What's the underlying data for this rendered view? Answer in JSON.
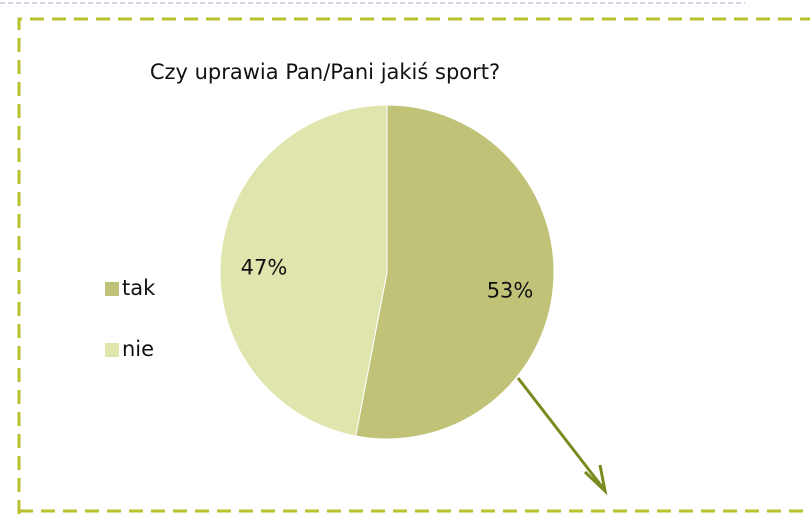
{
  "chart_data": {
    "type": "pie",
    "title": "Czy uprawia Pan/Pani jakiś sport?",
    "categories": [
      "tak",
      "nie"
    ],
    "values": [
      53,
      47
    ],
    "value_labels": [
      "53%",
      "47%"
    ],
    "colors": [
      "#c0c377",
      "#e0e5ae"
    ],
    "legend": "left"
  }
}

• • • • • • •

■ **Work to do**
Transcribe every entry above exactly. Omit all pictures.

■ **Expected answer**
What's the underlying data for this rendered view? Answer in JSON.
{
  "chart_data": {
    "type": "pie",
    "title": "Czy uprawia Pan/Pani jakiś sport?",
    "categories": [
      "tak",
      "nie"
    ],
    "values": [
      53,
      47
    ],
    "value_labels": [
      "53%",
      "47%"
    ],
    "colors": [
      "#c0c377",
      "#e0e5ae"
    ],
    "legend": "left"
  }
}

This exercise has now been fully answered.